WORK TO DO:
In the records below, work out how many lines hold the word "time". Report the number alone.

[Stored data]
##############################

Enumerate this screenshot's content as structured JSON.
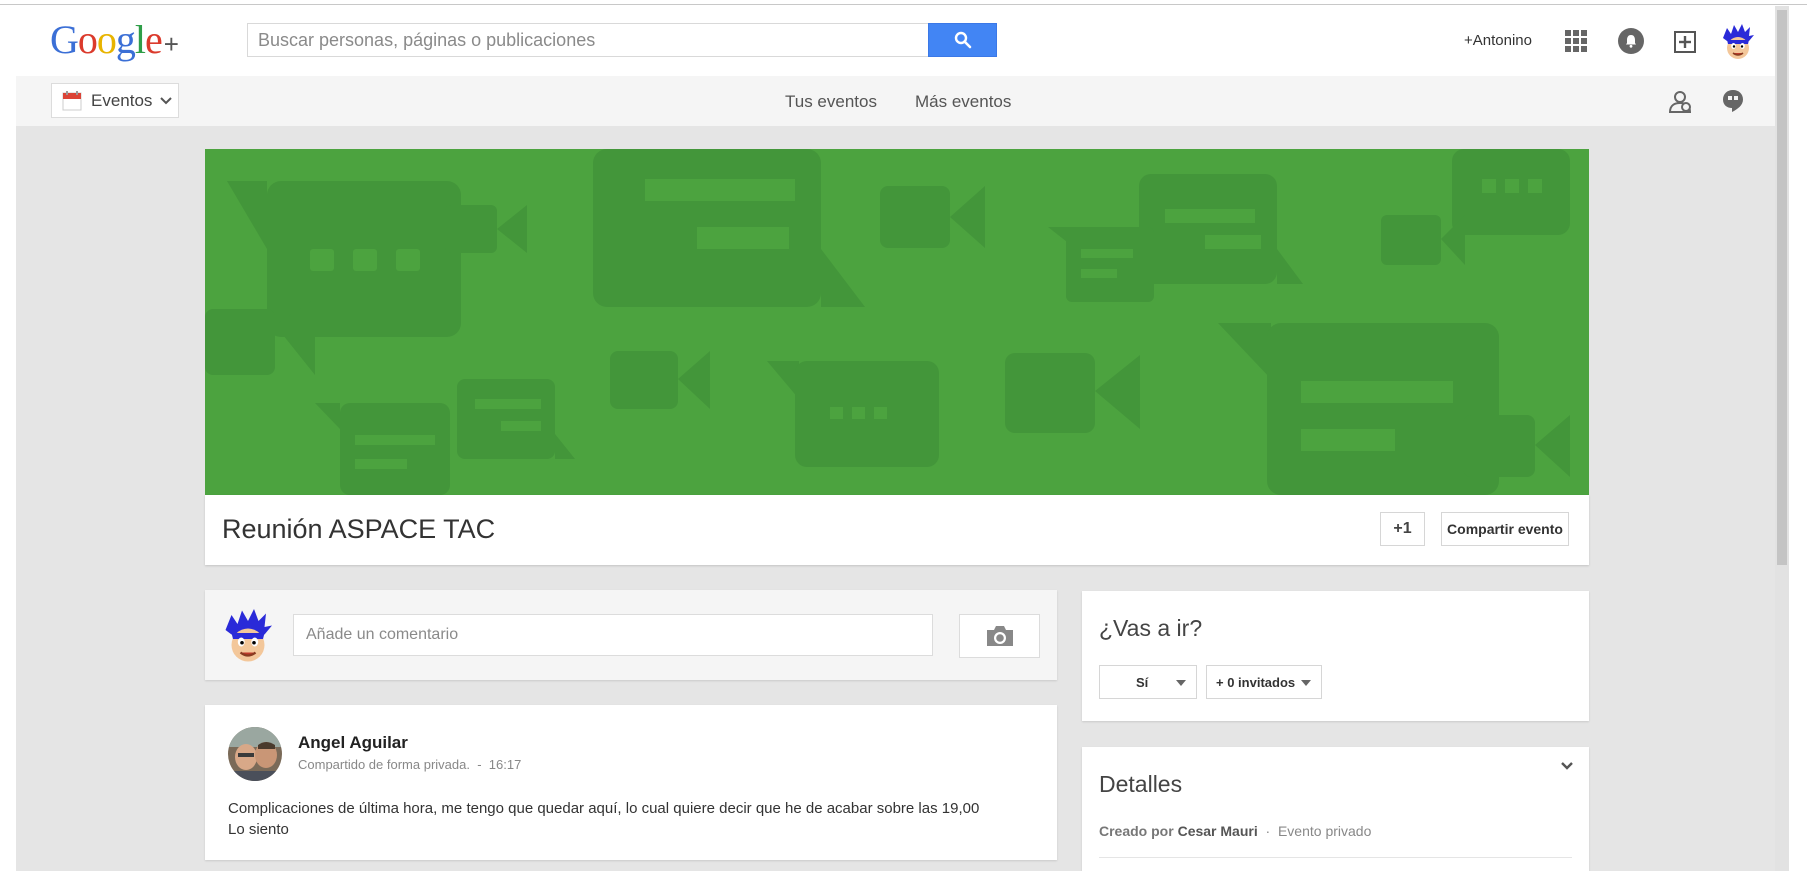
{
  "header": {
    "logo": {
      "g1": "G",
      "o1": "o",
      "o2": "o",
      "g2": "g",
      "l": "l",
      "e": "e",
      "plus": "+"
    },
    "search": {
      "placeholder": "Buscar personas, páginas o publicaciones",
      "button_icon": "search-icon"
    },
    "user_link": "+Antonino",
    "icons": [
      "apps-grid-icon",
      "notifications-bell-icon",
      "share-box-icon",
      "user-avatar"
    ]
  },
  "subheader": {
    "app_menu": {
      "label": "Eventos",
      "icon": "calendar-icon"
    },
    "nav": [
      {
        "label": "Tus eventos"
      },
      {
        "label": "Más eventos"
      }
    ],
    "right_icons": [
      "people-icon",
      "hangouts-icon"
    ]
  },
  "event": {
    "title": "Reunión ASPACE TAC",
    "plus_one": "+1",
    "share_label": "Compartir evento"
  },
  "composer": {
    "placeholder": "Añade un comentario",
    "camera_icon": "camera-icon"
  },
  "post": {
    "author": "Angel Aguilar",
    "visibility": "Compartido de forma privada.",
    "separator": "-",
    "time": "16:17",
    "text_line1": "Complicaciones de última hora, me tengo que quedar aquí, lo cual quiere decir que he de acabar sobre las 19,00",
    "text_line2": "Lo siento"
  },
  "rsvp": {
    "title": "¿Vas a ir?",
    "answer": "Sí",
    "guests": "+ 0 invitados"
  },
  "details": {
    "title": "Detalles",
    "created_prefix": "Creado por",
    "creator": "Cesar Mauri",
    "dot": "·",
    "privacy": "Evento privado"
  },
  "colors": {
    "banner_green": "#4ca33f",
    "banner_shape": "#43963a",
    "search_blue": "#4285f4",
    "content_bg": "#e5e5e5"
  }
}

##############################

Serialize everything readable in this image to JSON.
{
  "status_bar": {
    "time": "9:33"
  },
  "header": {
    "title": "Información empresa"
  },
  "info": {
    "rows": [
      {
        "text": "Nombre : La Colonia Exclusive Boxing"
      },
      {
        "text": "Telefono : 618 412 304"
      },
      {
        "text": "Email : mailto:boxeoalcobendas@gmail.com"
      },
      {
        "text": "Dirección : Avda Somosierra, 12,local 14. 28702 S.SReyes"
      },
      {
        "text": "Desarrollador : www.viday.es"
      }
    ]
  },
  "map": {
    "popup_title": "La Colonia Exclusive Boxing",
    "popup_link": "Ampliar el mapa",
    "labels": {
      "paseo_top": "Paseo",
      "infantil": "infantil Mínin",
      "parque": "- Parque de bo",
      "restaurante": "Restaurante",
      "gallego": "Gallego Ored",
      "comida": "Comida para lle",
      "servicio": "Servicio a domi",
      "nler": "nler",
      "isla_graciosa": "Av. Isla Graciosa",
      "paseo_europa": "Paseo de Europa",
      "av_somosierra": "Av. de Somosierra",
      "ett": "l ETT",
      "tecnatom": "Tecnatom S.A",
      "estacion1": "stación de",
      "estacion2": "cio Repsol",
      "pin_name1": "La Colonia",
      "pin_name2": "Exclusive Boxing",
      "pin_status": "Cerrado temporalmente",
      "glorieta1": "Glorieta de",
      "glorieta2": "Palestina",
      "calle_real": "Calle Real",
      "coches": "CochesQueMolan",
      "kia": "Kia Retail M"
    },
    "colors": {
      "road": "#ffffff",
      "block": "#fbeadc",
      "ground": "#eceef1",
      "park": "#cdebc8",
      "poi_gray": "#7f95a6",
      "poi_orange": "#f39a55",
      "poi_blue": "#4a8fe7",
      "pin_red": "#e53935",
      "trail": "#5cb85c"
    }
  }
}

##############################

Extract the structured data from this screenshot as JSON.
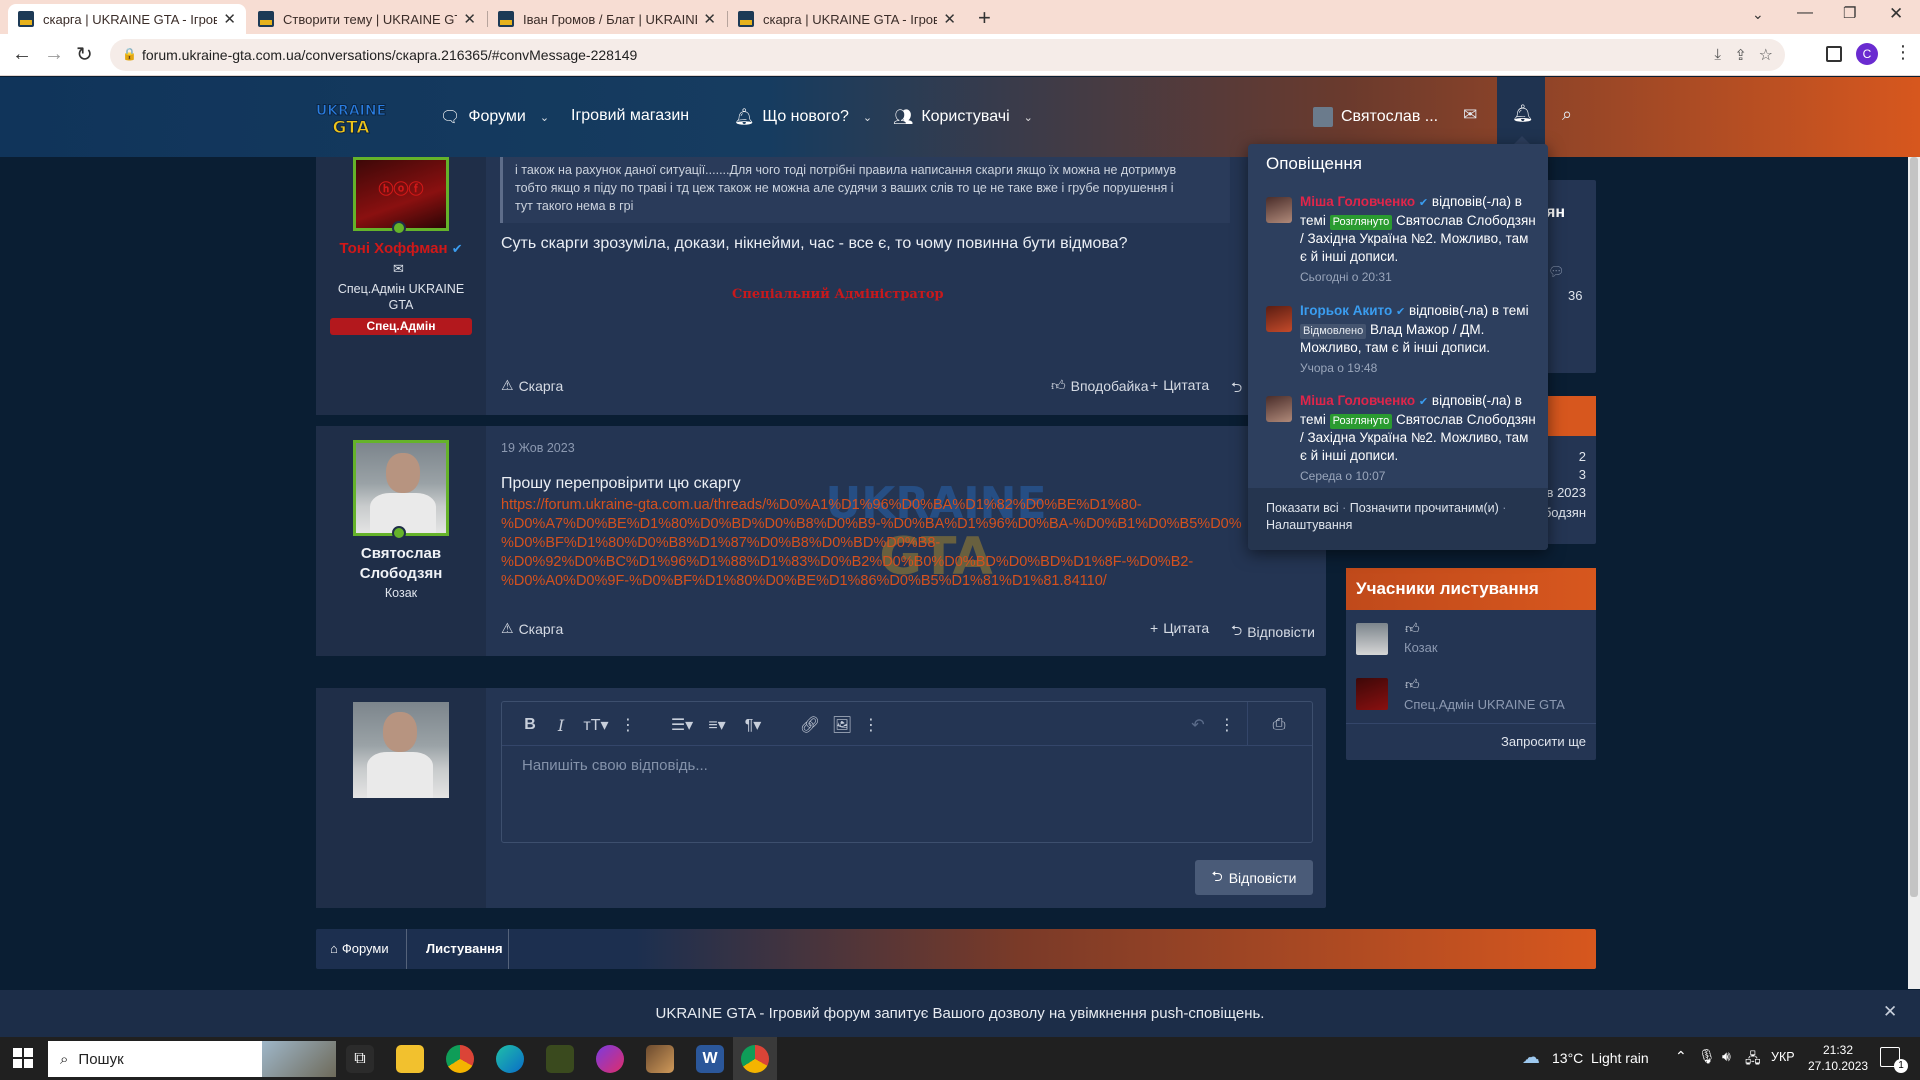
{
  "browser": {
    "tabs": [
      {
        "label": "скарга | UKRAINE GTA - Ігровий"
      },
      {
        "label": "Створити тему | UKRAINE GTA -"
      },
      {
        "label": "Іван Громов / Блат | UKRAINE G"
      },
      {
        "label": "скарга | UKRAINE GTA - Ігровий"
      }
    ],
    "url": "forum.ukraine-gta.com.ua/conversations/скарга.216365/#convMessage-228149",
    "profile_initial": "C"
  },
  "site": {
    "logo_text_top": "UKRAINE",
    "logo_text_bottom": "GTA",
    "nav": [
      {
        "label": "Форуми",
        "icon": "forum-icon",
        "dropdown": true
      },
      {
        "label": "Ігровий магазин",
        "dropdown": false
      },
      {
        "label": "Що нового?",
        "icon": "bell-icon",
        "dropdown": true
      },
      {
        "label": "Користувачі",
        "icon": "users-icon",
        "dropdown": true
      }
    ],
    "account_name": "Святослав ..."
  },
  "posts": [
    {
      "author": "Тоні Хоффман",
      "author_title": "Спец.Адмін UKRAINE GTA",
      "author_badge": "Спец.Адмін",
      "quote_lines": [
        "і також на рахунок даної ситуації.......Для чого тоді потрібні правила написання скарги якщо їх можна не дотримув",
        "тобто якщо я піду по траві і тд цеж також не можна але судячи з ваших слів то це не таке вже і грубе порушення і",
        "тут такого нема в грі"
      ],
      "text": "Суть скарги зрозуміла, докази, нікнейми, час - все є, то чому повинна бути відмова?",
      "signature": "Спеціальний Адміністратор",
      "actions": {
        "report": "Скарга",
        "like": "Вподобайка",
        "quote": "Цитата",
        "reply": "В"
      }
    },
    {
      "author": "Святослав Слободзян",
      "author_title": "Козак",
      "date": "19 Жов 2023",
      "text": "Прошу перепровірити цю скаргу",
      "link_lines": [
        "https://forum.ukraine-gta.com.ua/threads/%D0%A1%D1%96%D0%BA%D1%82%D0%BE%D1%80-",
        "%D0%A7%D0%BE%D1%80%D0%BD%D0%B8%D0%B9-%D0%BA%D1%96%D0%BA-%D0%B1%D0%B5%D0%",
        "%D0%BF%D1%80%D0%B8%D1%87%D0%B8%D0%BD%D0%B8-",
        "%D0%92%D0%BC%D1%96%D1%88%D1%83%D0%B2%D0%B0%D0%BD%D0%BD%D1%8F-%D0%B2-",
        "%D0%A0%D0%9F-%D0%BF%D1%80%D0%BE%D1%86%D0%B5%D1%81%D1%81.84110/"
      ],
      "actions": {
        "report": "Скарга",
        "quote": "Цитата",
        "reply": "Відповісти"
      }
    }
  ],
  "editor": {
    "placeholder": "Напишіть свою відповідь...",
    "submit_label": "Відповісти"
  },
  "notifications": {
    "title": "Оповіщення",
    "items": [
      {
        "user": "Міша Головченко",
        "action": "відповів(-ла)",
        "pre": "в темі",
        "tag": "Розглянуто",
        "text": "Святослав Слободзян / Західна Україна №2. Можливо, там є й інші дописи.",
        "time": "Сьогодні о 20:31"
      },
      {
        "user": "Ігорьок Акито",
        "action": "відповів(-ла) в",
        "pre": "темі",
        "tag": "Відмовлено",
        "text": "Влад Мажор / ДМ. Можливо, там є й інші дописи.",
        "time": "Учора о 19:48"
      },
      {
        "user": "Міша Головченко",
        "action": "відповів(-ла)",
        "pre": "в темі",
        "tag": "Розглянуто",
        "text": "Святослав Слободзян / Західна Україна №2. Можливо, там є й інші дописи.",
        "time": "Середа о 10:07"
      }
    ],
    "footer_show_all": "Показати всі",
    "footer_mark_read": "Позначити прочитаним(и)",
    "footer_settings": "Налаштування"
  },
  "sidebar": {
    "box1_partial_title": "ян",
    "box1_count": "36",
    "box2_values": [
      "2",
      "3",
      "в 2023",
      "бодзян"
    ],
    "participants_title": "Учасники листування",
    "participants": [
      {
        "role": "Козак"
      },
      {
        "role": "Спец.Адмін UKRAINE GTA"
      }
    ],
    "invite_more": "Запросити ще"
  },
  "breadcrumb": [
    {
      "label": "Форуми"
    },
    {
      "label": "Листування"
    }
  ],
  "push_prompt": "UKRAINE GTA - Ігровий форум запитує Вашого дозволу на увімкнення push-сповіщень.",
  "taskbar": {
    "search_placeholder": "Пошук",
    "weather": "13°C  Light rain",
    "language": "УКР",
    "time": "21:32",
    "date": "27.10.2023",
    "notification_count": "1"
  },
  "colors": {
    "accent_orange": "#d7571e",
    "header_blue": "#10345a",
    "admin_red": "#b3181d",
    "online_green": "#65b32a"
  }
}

##############################

ANSWER TO THE PROBLEM:
6